** START OF THE DATA **

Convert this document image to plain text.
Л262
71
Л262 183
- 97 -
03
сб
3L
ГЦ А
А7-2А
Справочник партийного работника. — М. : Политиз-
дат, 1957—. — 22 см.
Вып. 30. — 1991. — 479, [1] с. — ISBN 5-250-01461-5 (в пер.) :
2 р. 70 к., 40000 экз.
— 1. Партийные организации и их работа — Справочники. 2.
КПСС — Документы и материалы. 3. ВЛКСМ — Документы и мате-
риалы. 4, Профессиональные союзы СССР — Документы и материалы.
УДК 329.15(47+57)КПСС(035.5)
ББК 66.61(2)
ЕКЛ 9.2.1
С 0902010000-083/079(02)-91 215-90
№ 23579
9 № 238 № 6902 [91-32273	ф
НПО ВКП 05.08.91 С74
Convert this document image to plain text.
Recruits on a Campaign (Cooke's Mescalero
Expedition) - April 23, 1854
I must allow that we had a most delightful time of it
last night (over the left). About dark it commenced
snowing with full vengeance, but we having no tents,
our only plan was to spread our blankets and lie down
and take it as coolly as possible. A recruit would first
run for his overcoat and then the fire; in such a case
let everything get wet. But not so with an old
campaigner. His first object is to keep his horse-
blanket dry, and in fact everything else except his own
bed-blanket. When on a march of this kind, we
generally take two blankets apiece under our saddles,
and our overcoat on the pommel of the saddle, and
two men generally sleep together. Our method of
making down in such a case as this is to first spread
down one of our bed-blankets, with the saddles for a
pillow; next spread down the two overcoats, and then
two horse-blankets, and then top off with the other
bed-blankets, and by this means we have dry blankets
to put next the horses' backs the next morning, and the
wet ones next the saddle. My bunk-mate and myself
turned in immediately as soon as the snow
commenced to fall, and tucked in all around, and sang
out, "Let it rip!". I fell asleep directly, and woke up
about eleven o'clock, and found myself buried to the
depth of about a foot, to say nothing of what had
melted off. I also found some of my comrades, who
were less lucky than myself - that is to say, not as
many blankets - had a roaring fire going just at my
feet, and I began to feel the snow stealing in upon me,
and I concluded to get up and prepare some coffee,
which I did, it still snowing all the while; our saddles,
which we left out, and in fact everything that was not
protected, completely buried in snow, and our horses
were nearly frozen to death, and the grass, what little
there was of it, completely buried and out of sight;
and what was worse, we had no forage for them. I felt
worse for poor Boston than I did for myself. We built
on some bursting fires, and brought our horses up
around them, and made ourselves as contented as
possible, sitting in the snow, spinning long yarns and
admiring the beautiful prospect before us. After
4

** END OF THE DATA **

WHAT YOU HAVE TO DO = Using the listing above, gather each line that holds the string "were" and copy it.

WRITTEN RESPONSE =
were less lucky than myself - that is to say, not as
were nearly frozen to death, and the grass, what little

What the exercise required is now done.